Can you print every record below exactly as written?

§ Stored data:
____________________

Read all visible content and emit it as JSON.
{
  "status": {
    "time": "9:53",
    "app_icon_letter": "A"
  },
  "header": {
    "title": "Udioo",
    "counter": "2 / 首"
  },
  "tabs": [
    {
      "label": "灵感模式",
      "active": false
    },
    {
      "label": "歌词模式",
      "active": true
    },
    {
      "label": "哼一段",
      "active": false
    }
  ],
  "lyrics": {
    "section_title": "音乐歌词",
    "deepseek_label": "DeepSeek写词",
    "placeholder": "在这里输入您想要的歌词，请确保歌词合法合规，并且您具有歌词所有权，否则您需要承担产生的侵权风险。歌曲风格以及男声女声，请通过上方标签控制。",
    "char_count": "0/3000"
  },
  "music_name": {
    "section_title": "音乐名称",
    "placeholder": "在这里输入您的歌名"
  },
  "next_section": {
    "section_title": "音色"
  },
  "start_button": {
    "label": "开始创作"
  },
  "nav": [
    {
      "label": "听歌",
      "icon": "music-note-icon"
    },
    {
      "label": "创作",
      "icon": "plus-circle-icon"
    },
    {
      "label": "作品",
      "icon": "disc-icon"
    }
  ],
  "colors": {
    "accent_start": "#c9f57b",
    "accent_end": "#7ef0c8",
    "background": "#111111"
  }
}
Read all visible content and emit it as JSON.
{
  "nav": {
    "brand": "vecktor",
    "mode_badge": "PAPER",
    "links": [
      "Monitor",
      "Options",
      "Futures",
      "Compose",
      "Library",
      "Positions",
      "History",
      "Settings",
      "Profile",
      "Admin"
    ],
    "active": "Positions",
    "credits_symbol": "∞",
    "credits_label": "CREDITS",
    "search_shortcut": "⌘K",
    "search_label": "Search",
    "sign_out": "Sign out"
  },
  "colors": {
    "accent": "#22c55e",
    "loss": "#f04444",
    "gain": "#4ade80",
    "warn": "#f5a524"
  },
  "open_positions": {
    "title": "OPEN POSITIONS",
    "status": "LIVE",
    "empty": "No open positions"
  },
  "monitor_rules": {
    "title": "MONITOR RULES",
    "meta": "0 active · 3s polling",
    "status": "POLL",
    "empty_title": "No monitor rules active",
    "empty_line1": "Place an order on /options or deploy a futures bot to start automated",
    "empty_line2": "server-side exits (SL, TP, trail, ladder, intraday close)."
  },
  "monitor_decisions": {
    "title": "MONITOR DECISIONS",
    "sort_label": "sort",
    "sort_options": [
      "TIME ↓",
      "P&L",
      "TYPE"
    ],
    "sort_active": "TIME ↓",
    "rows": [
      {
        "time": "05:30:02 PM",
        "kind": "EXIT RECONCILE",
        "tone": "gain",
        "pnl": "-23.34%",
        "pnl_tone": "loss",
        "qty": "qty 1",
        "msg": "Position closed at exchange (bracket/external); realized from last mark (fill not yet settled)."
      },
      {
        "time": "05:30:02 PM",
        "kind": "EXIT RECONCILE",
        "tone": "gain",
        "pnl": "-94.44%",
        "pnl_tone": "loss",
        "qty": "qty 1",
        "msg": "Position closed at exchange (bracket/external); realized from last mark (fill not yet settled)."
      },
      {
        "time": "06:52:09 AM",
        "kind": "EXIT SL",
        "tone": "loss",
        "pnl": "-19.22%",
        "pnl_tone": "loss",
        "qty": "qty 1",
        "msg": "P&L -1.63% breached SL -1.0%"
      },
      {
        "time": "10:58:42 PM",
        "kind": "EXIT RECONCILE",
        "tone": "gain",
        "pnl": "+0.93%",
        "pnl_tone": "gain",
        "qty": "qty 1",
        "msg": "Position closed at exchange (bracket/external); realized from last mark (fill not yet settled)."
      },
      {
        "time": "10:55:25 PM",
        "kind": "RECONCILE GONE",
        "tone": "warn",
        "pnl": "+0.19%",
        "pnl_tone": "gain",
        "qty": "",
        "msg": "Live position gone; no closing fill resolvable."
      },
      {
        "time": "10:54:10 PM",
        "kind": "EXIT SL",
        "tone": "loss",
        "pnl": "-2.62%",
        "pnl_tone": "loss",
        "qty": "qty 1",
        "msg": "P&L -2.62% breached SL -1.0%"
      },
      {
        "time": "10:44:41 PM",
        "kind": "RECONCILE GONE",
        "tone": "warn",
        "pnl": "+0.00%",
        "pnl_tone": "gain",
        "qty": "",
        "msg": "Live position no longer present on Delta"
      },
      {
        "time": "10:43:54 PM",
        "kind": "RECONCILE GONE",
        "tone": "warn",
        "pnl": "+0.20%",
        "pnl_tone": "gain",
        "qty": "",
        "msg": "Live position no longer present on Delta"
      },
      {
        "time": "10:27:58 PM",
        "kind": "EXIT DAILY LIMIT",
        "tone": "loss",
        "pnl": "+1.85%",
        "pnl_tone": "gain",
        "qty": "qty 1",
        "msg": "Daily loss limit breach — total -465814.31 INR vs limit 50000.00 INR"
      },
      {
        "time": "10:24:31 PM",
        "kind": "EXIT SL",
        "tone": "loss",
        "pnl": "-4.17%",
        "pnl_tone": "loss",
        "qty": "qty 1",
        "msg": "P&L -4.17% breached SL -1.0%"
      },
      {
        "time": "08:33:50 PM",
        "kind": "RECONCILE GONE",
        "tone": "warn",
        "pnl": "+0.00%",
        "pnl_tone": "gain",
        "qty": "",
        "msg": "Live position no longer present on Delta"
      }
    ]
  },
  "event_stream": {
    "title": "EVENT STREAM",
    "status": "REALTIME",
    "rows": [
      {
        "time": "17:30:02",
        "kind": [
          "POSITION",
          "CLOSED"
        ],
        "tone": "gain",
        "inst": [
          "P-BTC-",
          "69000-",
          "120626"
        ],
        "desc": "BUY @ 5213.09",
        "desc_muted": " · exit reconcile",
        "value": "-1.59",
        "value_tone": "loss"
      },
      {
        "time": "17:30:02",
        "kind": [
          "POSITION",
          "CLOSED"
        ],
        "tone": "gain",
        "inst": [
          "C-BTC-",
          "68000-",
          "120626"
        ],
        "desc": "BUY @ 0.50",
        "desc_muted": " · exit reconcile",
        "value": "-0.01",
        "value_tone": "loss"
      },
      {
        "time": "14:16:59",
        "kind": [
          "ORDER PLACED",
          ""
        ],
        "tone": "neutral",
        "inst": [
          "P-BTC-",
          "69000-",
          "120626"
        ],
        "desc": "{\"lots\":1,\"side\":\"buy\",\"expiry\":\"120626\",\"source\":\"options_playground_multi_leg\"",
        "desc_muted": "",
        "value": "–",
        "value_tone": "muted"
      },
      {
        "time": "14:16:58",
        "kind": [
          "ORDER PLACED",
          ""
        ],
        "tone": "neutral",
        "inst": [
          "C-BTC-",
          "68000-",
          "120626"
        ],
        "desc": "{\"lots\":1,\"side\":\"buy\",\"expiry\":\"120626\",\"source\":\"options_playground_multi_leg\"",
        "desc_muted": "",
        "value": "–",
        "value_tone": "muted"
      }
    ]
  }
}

____________________

§ Solution for this problem:
Read all visible content and emit it as JSON.
{
  "status": {
    "time": "9:53",
    "app_icon_letter": "A"
  },
  "header": {
    "title": "Udioo",
    "counter": "2 / 首"
  },
  "tabs": [
    {
      "label": "灵感模式",
      "active": false
    },
    {
      "label": "歌词模式",
      "active": true
    },
    {
      "label": "哼一段",
      "active": false
    }
  ],
  "lyrics": {
    "section_title": "音乐歌词",
    "deepseek_label": "DeepSeek写词",
    "placeholder": "在这里输入您想要的歌词，请确保歌词合法合规，并且您具有歌词所有权，否则您需要承担产生的侵权风险。歌曲风格以及男声女声，请通过上方标签控制。",
    "char_count": "0/3000"
  },
  "music_name": {
    "section_title": "音乐名称",
    "placeholder": "在这里输入您的歌名"
  },
  "next_section": {
    "section_title": "音色"
  },
  "start_button": {
    "label": "开始创作"
  },
  "nav": [
    {
      "label": "听歌",
      "icon": "music-note-icon"
    },
    {
      "label": "创作",
      "icon": "plus-circle-icon"
    },
    {
      "label": "作品",
      "icon": "disc-icon"
    }
  ],
  "colors": {
    "accent_start": "#c9f57b",
    "accent_end": "#7ef0c8",
    "background": "#111111"
  }
}
Read all visible content and emit it as JSON.
{
  "nav": {
    "brand": "vecktor",
    "mode_badge": "PAPER",
    "links": [
      "Monitor",
      "Options",
      "Futures",
      "Compose",
      "Library",
      "Positions",
      "History",
      "Settings",
      "Profile",
      "Admin"
    ],
    "active": "Positions",
    "credits_symbol": "∞",
    "credits_label": "CREDITS",
    "search_shortcut": "⌘K",
    "search_label": "Search",
    "sign_out": "Sign out"
  },
  "colors": {
    "accent": "#22c55e",
    "loss": "#f04444",
    "gain": "#4ade80",
    "warn": "#f5a524"
  },
  "open_positions": {
    "title": "OPEN POSITIONS",
    "status": "LIVE",
    "empty": "No open positions"
  },
  "monitor_rules": {
    "title": "MONITOR RULES",
    "meta": "0 active · 3s polling",
    "status": "POLL",
    "empty_title": "No monitor rules active",
    "empty_line1": "Place an order on /options or deploy a futures bot to start automated",
    "empty_line2": "server-side exits (SL, TP, trail, ladder, intraday close)."
  },
  "monitor_decisions": {
    "title": "MONITOR DECISIONS",
    "sort_label": "sort",
    "sort_options": [
      "TIME ↓",
      "P&L",
      "TYPE"
    ],
    "sort_active": "TIME ↓",
    "rows": [
      {
        "time": "05:30:02 PM",
        "kind": "EXIT RECONCILE",
        "tone": "gain",
        "pnl": "-23.34%",
        "pnl_tone": "loss",
        "qty": "qty 1",
        "msg": "Position closed at exchange (bracket/external); realized from last mark (fill not yet settled)."
      },
      {
        "time": "05:30:02 PM",
        "kind": "EXIT RECONCILE",
        "tone": "gain",
        "pnl": "-94.44%",
        "pnl_tone": "loss",
        "qty": "qty 1",
        "msg": "Position closed at exchange (bracket/external); realized from last mark (fill not yet settled)."
      },
      {
        "time": "06:52:09 AM",
        "kind": "EXIT SL",
        "tone": "loss",
        "pnl": "-19.22%",
        "pnl_tone": "loss",
        "qty": "qty 1",
        "msg": "P&L -1.63% breached SL -1.0%"
      },
      {
        "time": "10:58:42 PM",
        "kind": "EXIT RECONCILE",
        "tone": "gain",
        "pnl": "+0.93%",
        "pnl_tone": "gain",
        "qty": "qty 1",
        "msg": "Position closed at exchange (bracket/external); realized from last mark (fill not yet settled)."
      },
      {
        "time": "10:55:25 PM",
        "kind": "RECONCILE GONE",
        "tone": "warn",
        "pnl": "+0.19%",
        "pnl_tone": "gain",
        "qty": "",
        "msg": "Live position gone; no closing fill resolvable."
      },
      {
        "time": "10:54:10 PM",
        "kind": "EXIT SL",
        "tone": "loss",
        "pnl": "-2.62%",
        "pnl_tone": "loss",
        "qty": "qty 1",
        "msg": "P&L -2.62% breached SL -1.0%"
      },
      {
        "time": "10:44:41 PM",
        "kind": "RECONCILE GONE",
        "tone": "warn",
        "pnl": "+0.00%",
        "pnl_tone": "gain",
        "qty": "",
        "msg": "Live position no longer present on Delta"
      },
      {
        "time": "10:43:54 PM",
        "kind": "RECONCILE GONE",
        "tone": "warn",
        "pnl": "+0.20%",
        "pnl_tone": "gain",
        "qty": "",
        "msg": "Live position no longer present on Delta"
      },
      {
        "time": "10:27:58 PM",
        "kind": "EXIT DAILY LIMIT",
        "tone": "loss",
        "pnl": "+1.85%",
        "pnl_tone": "gain",
        "qty": "qty 1",
        "msg": "Daily loss limit breach — total -465814.31 INR vs limit 50000.00 INR"
      },
      {
        "time": "10:24:31 PM",
        "kind": "EXIT SL",
        "tone": "loss",
        "pnl": "-4.17%",
        "pnl_tone": "loss",
        "qty": "qty 1",
        "msg": "P&L -4.17% breached SL -1.0%"
      },
      {
        "time": "08:33:50 PM",
        "kind": "RECONCILE GONE",
        "tone": "warn",
        "pnl": "+0.00%",
        "pnl_tone": "gain",
        "qty": "",
        "msg": "Live position no longer present on Delta"
      }
    ]
  },
  "event_stream": {
    "title": "EVENT STREAM",
    "status": "REALTIME",
    "rows": [
      {
        "time": "17:30:02",
        "kind": [
          "POSITION",
          "CLOSED"
        ],
        "tone": "gain",
        "inst": [
          "P-BTC-",
          "69000-",
          "120626"
        ],
        "desc": "BUY @ 5213.09",
        "desc_muted": " · exit reconcile",
        "value": "-1.59",
        "value_tone": "loss"
      },
      {
        "time": "17:30:02",
        "kind": [
          "POSITION",
          "CLOSED"
        ],
        "tone": "gain",
        "inst": [
          "C-BTC-",
          "68000-",
          "120626"
        ],
        "desc": "BUY @ 0.50",
        "desc_muted": " · exit reconcile",
        "value": "-0.01",
        "value_tone": "loss"
      },
      {
        "time": "14:16:59",
        "kind": [
          "ORDER PLACED",
          ""
        ],
        "tone": "neutral",
        "inst": [
          "P-BTC-",
          "69000-",
          "120626"
        ],
        "desc": "{\"lots\":1,\"side\":\"buy\",\"expiry\":\"120626\",\"source\":\"options_playground_multi_leg\"",
        "desc_muted": "",
        "value": "–",
        "value_tone": "muted"
      },
      {
        "time": "14:16:58",
        "kind": [
          "ORDER PLACED",
          ""
        ],
        "tone": "neutral",
        "inst": [
          "C-BTC-",
          "68000-",
          "120626"
        ],
        "desc": "{\"lots\":1,\"side\":\"buy\",\"expiry\":\"120626\",\"source\":\"options_playground_multi_leg\"",
        "desc_muted": "",
        "value": "–",
        "value_tone": "muted"
      }
    ]
  }
}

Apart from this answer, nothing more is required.